──────── DATASET RECORDS ────────

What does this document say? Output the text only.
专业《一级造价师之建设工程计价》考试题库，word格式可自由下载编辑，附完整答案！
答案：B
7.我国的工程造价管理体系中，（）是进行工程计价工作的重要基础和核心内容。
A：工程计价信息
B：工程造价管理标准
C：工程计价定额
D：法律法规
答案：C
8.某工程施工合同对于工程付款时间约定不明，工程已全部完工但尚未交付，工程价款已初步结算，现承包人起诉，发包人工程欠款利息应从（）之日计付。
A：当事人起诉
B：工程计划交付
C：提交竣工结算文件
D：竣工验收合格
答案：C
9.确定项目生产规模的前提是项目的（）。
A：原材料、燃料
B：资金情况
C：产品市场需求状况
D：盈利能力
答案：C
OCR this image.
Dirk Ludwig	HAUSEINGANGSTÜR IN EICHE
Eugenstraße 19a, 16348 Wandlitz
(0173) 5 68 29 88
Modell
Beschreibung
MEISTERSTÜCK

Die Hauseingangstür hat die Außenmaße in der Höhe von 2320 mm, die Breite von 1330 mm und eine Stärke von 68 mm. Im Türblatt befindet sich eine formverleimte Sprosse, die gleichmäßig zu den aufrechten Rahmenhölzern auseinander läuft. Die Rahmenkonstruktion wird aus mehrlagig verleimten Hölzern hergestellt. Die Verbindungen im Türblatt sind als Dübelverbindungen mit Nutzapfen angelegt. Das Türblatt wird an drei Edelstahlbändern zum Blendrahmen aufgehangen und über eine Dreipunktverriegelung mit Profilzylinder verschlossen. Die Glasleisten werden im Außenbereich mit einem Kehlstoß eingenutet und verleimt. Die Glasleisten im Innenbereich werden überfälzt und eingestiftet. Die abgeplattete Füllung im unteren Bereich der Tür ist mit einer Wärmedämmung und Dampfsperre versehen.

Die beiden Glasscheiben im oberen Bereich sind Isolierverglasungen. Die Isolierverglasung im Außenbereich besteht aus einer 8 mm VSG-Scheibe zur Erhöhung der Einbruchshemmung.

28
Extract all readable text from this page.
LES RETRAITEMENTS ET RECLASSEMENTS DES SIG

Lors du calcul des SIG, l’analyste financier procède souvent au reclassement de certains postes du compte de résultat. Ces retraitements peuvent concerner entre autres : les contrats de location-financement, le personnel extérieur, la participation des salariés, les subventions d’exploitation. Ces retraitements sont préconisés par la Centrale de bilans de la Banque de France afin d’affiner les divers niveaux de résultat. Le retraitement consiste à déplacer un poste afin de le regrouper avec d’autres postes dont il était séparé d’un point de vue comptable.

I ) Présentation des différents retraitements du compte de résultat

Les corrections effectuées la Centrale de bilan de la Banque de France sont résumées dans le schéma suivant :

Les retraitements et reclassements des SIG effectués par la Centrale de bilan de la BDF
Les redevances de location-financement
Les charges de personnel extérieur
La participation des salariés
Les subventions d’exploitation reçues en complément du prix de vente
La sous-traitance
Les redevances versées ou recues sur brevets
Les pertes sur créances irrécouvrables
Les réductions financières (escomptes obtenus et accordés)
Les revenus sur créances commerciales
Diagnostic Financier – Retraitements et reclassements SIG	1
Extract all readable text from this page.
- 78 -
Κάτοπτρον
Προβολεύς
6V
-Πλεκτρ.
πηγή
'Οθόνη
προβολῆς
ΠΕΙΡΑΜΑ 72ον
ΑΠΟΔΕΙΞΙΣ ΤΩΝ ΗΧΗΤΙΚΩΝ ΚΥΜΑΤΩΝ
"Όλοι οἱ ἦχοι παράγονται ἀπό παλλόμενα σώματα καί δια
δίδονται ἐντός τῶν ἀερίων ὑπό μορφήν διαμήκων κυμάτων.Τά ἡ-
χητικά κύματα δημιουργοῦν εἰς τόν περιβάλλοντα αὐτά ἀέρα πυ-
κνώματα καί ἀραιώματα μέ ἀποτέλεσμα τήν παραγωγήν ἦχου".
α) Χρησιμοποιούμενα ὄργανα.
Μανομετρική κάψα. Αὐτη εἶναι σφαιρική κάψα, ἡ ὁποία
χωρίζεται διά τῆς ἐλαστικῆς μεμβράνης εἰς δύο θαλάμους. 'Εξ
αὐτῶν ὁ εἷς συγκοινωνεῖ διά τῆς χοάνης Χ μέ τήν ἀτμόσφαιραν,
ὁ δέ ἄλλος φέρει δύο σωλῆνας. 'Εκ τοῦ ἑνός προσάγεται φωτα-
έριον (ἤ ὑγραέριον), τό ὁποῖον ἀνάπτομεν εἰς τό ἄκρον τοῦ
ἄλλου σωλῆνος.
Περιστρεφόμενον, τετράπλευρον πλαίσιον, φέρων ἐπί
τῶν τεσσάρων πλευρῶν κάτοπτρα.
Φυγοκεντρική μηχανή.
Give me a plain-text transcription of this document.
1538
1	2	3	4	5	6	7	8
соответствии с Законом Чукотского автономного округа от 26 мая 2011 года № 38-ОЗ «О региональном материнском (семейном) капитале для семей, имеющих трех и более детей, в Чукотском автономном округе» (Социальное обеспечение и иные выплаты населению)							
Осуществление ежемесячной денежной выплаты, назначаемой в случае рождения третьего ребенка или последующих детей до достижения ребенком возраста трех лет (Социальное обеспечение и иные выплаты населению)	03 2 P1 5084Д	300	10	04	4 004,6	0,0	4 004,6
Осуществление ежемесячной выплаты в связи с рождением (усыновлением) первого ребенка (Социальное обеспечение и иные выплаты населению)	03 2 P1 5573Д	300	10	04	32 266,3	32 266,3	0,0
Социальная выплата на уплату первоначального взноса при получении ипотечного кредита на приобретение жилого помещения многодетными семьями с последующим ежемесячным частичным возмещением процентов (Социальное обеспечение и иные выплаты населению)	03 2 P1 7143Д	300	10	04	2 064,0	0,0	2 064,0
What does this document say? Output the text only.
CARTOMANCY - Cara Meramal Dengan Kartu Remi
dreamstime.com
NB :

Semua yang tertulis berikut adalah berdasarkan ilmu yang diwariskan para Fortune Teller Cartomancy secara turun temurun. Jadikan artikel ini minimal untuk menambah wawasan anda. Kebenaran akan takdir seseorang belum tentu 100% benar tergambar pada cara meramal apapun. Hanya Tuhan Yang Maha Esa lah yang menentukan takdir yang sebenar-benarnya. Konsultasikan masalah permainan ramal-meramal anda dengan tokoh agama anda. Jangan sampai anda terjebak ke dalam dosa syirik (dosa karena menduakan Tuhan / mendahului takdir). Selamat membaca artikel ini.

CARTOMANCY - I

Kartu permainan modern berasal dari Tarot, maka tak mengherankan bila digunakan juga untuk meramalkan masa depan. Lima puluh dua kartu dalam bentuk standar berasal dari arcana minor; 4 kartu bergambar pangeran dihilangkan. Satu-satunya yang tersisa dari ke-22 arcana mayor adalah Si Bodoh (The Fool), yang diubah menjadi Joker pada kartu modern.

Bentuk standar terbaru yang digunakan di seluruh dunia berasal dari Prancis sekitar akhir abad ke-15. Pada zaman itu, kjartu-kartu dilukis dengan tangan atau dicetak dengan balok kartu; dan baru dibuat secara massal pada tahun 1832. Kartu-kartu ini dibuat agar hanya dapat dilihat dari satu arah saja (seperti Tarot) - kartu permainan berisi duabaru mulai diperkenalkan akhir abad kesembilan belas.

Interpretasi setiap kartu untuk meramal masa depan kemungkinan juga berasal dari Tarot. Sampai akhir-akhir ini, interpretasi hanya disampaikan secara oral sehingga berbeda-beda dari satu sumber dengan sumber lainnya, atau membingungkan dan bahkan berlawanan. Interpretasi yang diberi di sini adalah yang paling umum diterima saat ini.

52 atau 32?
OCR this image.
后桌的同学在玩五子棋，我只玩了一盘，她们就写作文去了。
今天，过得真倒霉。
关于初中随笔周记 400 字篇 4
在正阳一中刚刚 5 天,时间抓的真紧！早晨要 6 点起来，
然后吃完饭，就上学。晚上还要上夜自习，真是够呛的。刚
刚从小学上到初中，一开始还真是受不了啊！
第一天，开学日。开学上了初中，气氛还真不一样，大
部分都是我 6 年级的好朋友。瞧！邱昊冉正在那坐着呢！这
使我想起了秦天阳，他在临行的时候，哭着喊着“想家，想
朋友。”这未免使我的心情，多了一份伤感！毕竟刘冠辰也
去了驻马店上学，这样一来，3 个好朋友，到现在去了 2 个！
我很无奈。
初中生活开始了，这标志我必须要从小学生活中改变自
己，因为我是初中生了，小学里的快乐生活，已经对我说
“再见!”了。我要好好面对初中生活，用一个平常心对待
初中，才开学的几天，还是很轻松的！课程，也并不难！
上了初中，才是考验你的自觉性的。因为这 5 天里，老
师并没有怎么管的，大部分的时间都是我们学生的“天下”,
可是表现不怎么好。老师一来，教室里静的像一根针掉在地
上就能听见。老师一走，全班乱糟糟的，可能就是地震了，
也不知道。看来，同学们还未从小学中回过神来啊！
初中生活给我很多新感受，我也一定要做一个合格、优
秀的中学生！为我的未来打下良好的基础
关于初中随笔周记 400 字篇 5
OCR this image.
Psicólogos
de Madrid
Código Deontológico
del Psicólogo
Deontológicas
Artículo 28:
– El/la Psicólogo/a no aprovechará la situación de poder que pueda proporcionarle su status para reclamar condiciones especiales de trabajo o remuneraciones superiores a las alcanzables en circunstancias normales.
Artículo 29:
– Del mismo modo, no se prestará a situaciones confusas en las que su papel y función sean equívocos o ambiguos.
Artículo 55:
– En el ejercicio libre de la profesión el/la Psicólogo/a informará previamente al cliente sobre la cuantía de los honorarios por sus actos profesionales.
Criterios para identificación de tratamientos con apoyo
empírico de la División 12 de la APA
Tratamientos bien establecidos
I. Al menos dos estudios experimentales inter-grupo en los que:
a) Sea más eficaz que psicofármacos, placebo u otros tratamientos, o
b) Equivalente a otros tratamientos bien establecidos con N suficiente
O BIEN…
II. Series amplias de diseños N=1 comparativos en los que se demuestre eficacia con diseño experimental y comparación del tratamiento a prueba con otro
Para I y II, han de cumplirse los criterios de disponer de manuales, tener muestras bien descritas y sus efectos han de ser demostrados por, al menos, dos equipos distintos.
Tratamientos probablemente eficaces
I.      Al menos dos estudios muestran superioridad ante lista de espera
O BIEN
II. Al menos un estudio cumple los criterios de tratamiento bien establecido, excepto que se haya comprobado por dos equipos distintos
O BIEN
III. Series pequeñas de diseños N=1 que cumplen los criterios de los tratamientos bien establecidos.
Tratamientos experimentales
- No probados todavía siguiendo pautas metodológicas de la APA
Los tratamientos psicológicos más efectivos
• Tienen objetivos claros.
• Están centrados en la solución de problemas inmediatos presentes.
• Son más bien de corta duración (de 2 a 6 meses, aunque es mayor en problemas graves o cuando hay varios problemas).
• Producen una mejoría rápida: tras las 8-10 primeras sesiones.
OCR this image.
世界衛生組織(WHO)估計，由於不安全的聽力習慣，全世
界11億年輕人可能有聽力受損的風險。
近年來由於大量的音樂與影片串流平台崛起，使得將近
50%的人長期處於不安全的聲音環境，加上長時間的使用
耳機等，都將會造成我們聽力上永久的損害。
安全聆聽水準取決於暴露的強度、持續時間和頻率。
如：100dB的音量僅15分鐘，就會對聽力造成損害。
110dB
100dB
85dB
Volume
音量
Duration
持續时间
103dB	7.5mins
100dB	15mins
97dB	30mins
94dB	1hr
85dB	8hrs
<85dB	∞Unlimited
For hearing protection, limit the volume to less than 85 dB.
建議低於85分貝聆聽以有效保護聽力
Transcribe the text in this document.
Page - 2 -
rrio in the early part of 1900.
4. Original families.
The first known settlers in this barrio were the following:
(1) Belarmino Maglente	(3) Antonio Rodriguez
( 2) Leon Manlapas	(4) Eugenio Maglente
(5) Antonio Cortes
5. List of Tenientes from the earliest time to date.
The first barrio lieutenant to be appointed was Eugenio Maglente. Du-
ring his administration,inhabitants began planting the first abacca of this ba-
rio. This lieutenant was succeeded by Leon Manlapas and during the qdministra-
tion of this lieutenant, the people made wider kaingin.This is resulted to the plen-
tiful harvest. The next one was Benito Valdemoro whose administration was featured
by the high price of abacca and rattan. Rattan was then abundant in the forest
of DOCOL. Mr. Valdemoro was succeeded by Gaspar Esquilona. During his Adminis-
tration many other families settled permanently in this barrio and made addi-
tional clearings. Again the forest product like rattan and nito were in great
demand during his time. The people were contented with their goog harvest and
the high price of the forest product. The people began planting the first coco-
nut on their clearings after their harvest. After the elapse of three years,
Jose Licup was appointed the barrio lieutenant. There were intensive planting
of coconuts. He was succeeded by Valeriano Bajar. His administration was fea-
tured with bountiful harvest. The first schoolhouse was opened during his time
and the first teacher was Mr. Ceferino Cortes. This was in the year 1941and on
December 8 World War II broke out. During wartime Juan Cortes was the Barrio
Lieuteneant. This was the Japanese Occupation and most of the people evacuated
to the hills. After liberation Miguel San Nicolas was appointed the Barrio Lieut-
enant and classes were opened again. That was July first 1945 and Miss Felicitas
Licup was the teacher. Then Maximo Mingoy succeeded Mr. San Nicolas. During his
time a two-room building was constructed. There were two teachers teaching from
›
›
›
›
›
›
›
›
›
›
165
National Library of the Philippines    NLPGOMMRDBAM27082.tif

────────

**WHAT YOU NEED TO DO**. Copy and report every line where the word "There" is present.

**EXERCISE OUTPUT**.
Jose Licup was appointed the barrio lieutenant. There were intensive planting
time a two-room building was constructed. There were two teachers teaching from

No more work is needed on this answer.